Extract every line of the material below and reproduce each one character for character, in the same order.
--- DATA LINES ---
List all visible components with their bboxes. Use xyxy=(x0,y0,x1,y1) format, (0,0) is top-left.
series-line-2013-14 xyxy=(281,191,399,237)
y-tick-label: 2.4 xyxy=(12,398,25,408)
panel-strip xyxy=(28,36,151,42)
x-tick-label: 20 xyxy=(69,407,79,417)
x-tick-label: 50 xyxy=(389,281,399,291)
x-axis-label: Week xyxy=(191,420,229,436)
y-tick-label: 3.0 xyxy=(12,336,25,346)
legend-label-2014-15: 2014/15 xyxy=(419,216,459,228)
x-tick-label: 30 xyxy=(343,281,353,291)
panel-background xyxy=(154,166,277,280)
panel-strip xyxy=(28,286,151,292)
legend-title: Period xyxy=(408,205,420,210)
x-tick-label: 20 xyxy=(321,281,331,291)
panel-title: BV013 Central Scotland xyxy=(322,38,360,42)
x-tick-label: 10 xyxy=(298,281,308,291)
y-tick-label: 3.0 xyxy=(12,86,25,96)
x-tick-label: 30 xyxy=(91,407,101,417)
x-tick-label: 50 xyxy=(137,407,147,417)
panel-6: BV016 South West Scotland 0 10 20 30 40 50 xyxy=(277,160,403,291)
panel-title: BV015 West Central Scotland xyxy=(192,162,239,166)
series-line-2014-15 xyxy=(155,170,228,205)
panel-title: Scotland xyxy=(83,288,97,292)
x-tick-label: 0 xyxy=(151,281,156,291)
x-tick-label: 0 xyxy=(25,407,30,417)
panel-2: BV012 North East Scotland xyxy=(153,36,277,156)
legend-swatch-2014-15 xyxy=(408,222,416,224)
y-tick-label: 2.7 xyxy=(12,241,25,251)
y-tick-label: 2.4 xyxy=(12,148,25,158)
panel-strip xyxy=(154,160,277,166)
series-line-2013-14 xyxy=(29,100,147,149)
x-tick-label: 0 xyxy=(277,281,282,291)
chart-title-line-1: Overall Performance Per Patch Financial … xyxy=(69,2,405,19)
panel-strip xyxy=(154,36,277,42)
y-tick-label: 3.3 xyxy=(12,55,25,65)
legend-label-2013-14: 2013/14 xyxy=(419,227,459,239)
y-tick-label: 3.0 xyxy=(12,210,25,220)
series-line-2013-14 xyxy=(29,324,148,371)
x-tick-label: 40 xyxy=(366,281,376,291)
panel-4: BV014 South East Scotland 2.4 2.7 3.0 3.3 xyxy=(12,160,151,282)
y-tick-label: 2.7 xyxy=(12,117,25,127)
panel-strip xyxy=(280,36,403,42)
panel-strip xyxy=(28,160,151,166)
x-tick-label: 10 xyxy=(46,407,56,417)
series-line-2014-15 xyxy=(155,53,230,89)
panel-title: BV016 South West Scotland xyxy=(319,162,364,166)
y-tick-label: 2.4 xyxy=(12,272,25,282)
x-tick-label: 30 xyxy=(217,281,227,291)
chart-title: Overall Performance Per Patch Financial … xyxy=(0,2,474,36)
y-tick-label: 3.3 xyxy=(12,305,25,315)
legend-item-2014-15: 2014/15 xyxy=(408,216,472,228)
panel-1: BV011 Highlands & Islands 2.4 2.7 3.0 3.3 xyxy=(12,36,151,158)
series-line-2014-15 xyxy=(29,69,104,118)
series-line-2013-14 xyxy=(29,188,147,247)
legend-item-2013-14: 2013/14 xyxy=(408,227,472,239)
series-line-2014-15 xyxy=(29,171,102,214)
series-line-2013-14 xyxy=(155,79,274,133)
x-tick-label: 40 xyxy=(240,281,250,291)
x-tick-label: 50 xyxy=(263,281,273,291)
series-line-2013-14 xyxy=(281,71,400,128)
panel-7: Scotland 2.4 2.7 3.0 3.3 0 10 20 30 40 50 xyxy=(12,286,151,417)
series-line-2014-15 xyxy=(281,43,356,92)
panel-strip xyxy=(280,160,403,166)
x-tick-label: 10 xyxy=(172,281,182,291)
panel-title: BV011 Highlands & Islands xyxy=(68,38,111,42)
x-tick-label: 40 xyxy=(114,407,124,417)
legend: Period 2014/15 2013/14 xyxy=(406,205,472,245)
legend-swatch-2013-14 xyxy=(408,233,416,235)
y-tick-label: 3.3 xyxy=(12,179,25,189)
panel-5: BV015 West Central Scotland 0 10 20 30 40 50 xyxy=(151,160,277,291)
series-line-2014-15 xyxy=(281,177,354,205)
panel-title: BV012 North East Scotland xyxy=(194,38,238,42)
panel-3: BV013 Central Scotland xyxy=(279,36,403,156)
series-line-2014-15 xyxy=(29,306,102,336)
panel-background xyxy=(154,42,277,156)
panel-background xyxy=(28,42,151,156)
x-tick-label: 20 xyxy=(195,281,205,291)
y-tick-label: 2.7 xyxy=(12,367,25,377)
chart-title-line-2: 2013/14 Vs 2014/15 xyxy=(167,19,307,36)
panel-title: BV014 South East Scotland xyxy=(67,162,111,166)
---
ANSWER FOR THE TASK -
List all visible components with their bboxes. Use xyxy=(x0,y0,x1,y1) format, (0,0) is top-left.
series-line-2013-14 xyxy=(281,191,399,237)
y-tick-label: 2.4 xyxy=(12,398,25,408)
panel-strip xyxy=(28,36,151,42)
x-tick-label: 20 xyxy=(69,407,79,417)
x-tick-label: 50 xyxy=(389,281,399,291)
x-axis-label: Week xyxy=(191,420,229,436)
y-tick-label: 3.0 xyxy=(12,336,25,346)
legend-label-2014-15: 2014/15 xyxy=(419,216,459,228)
x-tick-label: 30 xyxy=(343,281,353,291)
panel-background xyxy=(154,166,277,280)
panel-strip xyxy=(28,286,151,292)
legend-title: Period xyxy=(408,205,420,210)
x-tick-label: 20 xyxy=(321,281,331,291)
panel-title: BV013 Central Scotland xyxy=(322,38,360,42)
x-tick-label: 10 xyxy=(298,281,308,291)
y-tick-label: 3.0 xyxy=(12,86,25,96)
x-tick-label: 30 xyxy=(91,407,101,417)
x-tick-label: 50 xyxy=(137,407,147,417)
panel-6: BV016 South West Scotland 0 10 20 30 40 50 xyxy=(277,160,403,291)
panel-title: BV015 West Central Scotland xyxy=(192,162,239,166)
series-line-2014-15 xyxy=(155,170,228,205)
panel-title: Scotland xyxy=(83,288,97,292)
x-tick-label: 0 xyxy=(151,281,156,291)
x-tick-label: 0 xyxy=(25,407,30,417)
panel-2: BV012 North East Scotland xyxy=(153,36,277,156)
legend-swatch-2014-15 xyxy=(408,222,416,224)
y-tick-label: 2.7 xyxy=(12,241,25,251)
y-tick-label: 2.4 xyxy=(12,148,25,158)
panel-strip xyxy=(154,160,277,166)
series-line-2013-14 xyxy=(29,100,147,149)
x-tick-label: 0 xyxy=(277,281,282,291)
chart-title-line-1: Overall Performance Per Patch Financial … xyxy=(69,2,405,19)
panel-strip xyxy=(154,36,277,42)
y-tick-label: 3.3 xyxy=(12,55,25,65)
legend-label-2013-14: 2013/14 xyxy=(419,227,459,239)
y-tick-label: 3.0 xyxy=(12,210,25,220)
series-line-2013-14 xyxy=(29,324,148,371)
x-tick-label: 40 xyxy=(366,281,376,291)
panel-4: BV014 South East Scotland 2.4 2.7 3.0 3.3 xyxy=(12,160,151,282)
y-tick-label: 2.7 xyxy=(12,117,25,127)
panel-strip xyxy=(280,36,403,42)
panel-strip xyxy=(28,160,151,166)
x-tick-label: 10 xyxy=(46,407,56,417)
series-line-2014-15 xyxy=(155,53,230,89)
panel-title: BV016 South West Scotland xyxy=(319,162,364,166)
y-tick-label: 2.4 xyxy=(12,272,25,282)
x-tick-label: 30 xyxy=(217,281,227,291)
chart-title: Overall Performance Per Patch Financial … xyxy=(0,2,474,36)
y-tick-label: 3.3 xyxy=(12,305,25,315)
legend-item-2014-15: 2014/15 xyxy=(408,216,472,228)
panel-1: BV011 Highlands & Islands 2.4 2.7 3.0 3.3 xyxy=(12,36,151,158)
series-line-2014-15 xyxy=(29,69,104,118)
series-line-2013-14 xyxy=(29,188,147,247)
legend-item-2013-14: 2013/14 xyxy=(408,227,472,239)
series-line-2014-15 xyxy=(29,171,102,214)
series-line-2013-14 xyxy=(155,79,274,133)
x-tick-label: 40 xyxy=(240,281,250,291)
x-tick-label: 50 xyxy=(263,281,273,291)
series-line-2013-14 xyxy=(281,71,400,128)
panel-7: Scotland 2.4 2.7 3.0 3.3 0 10 20 30 40 50 xyxy=(12,286,151,417)
series-line-2014-15 xyxy=(281,43,356,92)
panel-strip xyxy=(280,160,403,166)
x-tick-label: 10 xyxy=(172,281,182,291)
panel-title: BV011 Highlands & Islands xyxy=(68,38,111,42)
x-tick-label: 40 xyxy=(114,407,124,417)
legend: Period 2014/15 2013/14 xyxy=(406,205,472,245)
legend-swatch-2013-14 xyxy=(408,233,416,235)
y-tick-label: 3.3 xyxy=(12,179,25,189)
panel-5: BV015 West Central Scotland 0 10 20 30 40 50 xyxy=(151,160,277,291)
series-line-2014-15 xyxy=(281,177,354,205)
panel-title: BV012 North East Scotland xyxy=(194,38,238,42)
panel-3: BV013 Central Scotland xyxy=(279,36,403,156)
series-line-2014-15 xyxy=(29,306,102,336)
panel-background xyxy=(154,42,277,156)
panel-background xyxy=(28,42,151,156)
x-tick-label: 20 xyxy=(195,281,205,291)
y-tick-label: 2.7 xyxy=(12,367,25,377)
chart-title-line-2: 2013/14 Vs 2014/15 xyxy=(167,19,307,36)
panel-title: BV014 South East Scotland xyxy=(67,162,111,166)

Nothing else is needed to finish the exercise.